■ Extracted entries
━━━━━━━━━━━━━━━━

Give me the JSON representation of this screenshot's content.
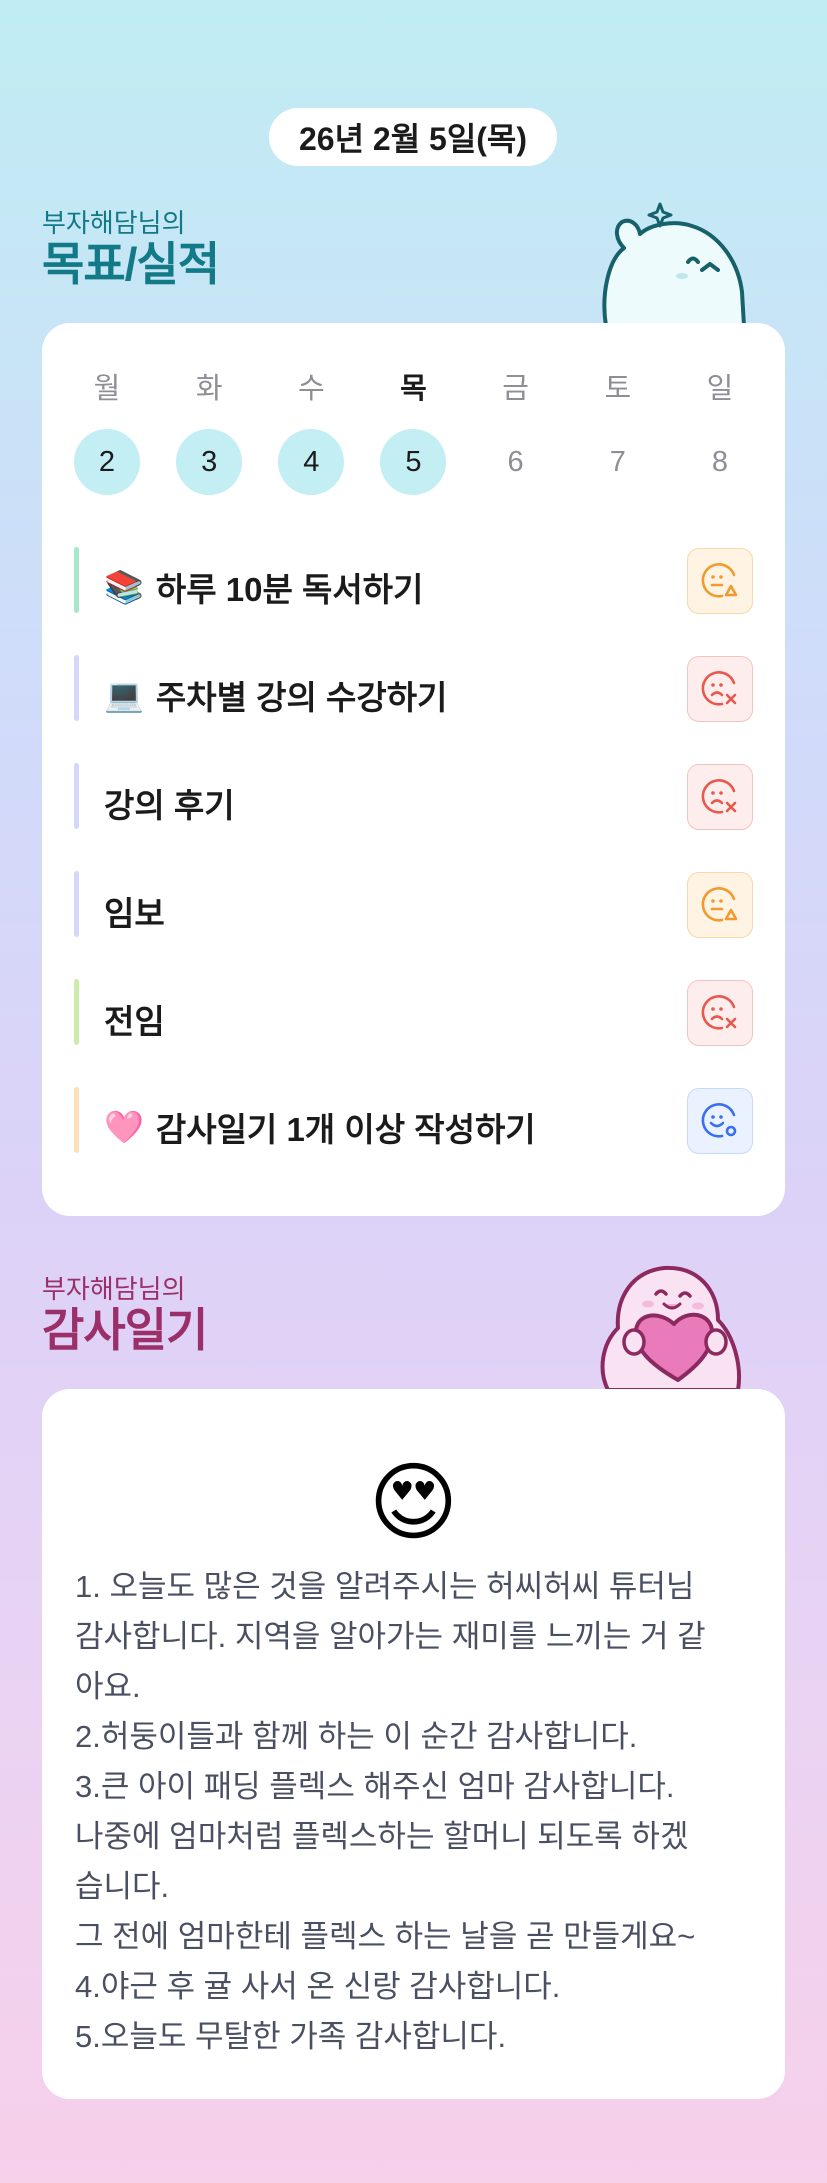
{
  "date_label": "26년 2월 5일(목)",
  "goals_section": {
    "owner": "부자해담님의",
    "title": "목표/실적"
  },
  "week": [
    {
      "name": "월",
      "num": "2",
      "done": true,
      "today": false
    },
    {
      "name": "화",
      "num": "3",
      "done": true,
      "today": false
    },
    {
      "name": "수",
      "num": "4",
      "done": true,
      "today": false
    },
    {
      "name": "목",
      "num": "5",
      "done": true,
      "today": true
    },
    {
      "name": "금",
      "num": "6",
      "done": false,
      "today": false
    },
    {
      "name": "토",
      "num": "7",
      "done": false,
      "today": false
    },
    {
      "name": "일",
      "num": "8",
      "done": false,
      "today": false
    }
  ],
  "goals": [
    {
      "emoji": "📚",
      "label": "하루 10분 독서하기",
      "bar_color": "#a6e8c9",
      "status": "partial",
      "status_icon": "face-triangle-icon"
    },
    {
      "emoji": "💻",
      "label": "주차별 강의 수강하기",
      "bar_color": "#d3d8fa",
      "status": "fail",
      "status_icon": "face-x-icon"
    },
    {
      "emoji": "",
      "label": "강의 후기",
      "bar_color": "#d3d8fa",
      "status": "fail",
      "status_icon": "face-x-icon"
    },
    {
      "emoji": "",
      "label": "임보",
      "bar_color": "#d3d8fa",
      "status": "partial",
      "status_icon": "face-triangle-icon"
    },
    {
      "emoji": "",
      "label": "전임",
      "bar_color": "#ccecac",
      "status": "fail",
      "status_icon": "face-x-icon"
    },
    {
      "emoji": "🩷",
      "label": "감사일기 1개 이상 작성하기",
      "bar_color": "#fde0b8",
      "status": "done",
      "status_icon": "face-circle-icon"
    }
  ],
  "status_colors": {
    "partial": "#f29a2e",
    "fail": "#e8584c",
    "done": "#3b6ff0"
  },
  "gratitude_section": {
    "owner": "부자해담님의",
    "title": "감사일기"
  },
  "diary": {
    "emoji": "😍",
    "text": "1. 오늘도 많은 것을 알려주시는 허씨허씨 튜터님\n감사합니다. 지역을 알아가는 재미를 느끼는 거 같\n아요.\n2.허둥이들과 함께 하는 이 순간 감사합니다.\n3.큰 아이 패딩 플렉스 해주신 엄마 감사합니다.\n나중에 엄마처럼 플렉스하는 할머니 되도록 하겠\n습니다.\n그 전에 엄마한테 플렉스 하는 날을 곧 만들게요~\n4.야근 후 귤 사서 온 신랑 감사합니다.\n5.오늘도 무탈한 가족 감사합니다."
  }
}
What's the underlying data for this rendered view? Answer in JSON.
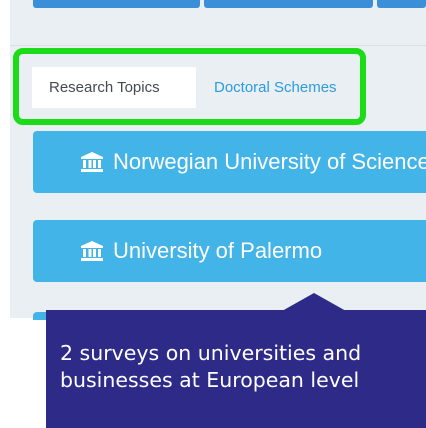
{
  "tabs": [
    {
      "label": "Research Topics",
      "active": true
    },
    {
      "label": "Doctoral Schemes",
      "active": false
    }
  ],
  "universities": [
    {
      "name": "Norwegian University of Science",
      "icon": "institution-icon"
    },
    {
      "name": "University of Palermo",
      "icon": "institution-icon"
    }
  ],
  "callout": {
    "line1": "2 surveys on universities and",
    "line2": "businesses at European level"
  },
  "colors": {
    "highlight": "#1cdc18",
    "button": "#43b4e7",
    "tab_link": "#2d9be0",
    "callout": "#2e2a88",
    "panel": "#e9eff3"
  }
}
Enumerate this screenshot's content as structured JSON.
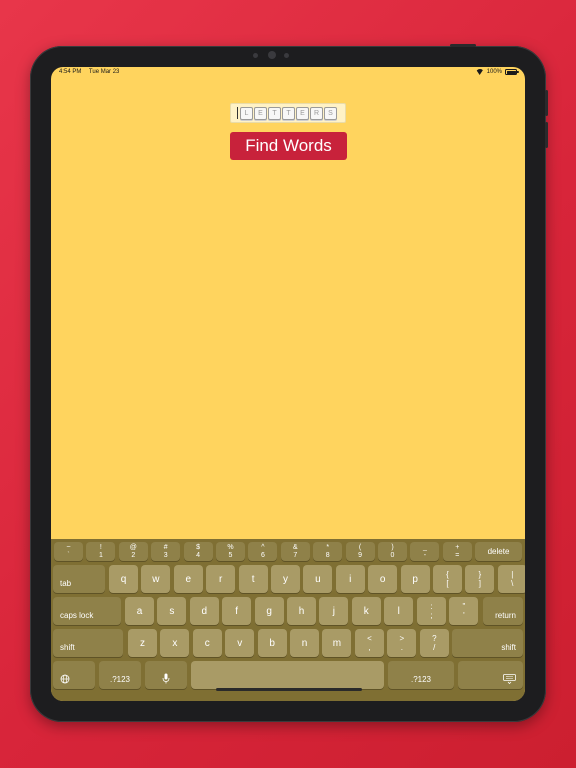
{
  "status": {
    "time": "4:54 PM",
    "date": "Tue Mar 23",
    "battery": "100%"
  },
  "letters_input": {
    "placeholder": "LETTERS",
    "tiles": [
      "L",
      "E",
      "T",
      "T",
      "E",
      "R",
      "S"
    ]
  },
  "find_button": {
    "label": "Find Words"
  },
  "keyboard": {
    "number_row": [
      {
        "top": "~",
        "bottom": "`"
      },
      {
        "top": "!",
        "bottom": "1"
      },
      {
        "top": "@",
        "bottom": "2"
      },
      {
        "top": "#",
        "bottom": "3"
      },
      {
        "top": "$",
        "bottom": "4"
      },
      {
        "top": "%",
        "bottom": "5"
      },
      {
        "top": "^",
        "bottom": "6"
      },
      {
        "top": "&",
        "bottom": "7"
      },
      {
        "top": "*",
        "bottom": "8"
      },
      {
        "top": "(",
        "bottom": "9"
      },
      {
        "top": ")",
        "bottom": "0"
      },
      {
        "top": "_",
        "bottom": "-"
      },
      {
        "top": "+",
        "bottom": "="
      }
    ],
    "delete": "delete",
    "tab": "tab",
    "row1": [
      "q",
      "w",
      "e",
      "r",
      "t",
      "y",
      "u",
      "i",
      "o",
      "p"
    ],
    "row1_extra": [
      {
        "top": "{",
        "bottom": "["
      },
      {
        "top": "}",
        "bottom": "]"
      },
      {
        "top": "|",
        "bottom": "\\"
      }
    ],
    "caps_lock": "caps lock",
    "row2": [
      "a",
      "s",
      "d",
      "f",
      "g",
      "h",
      "j",
      "k",
      "l"
    ],
    "row2_extra": [
      {
        "top": ":",
        "bottom": ";"
      },
      {
        "top": "\"",
        "bottom": "'"
      }
    ],
    "return": "return",
    "shift_left": "shift",
    "row3": [
      "z",
      "x",
      "c",
      "v",
      "b",
      "n",
      "m"
    ],
    "row3_extra": [
      {
        "top": "<",
        "bottom": ","
      },
      {
        "top": ">",
        "bottom": "."
      },
      {
        "top": "?",
        "bottom": "/"
      }
    ],
    "shift_right": "shift",
    "numbers_left": ".?123",
    "numbers_right": ".?123"
  }
}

━━━━━━━━━━━━━━━━

■ Stated task
Of the lines above, how many include the word "content"? Reply with the number only.

■ Solution to this task
2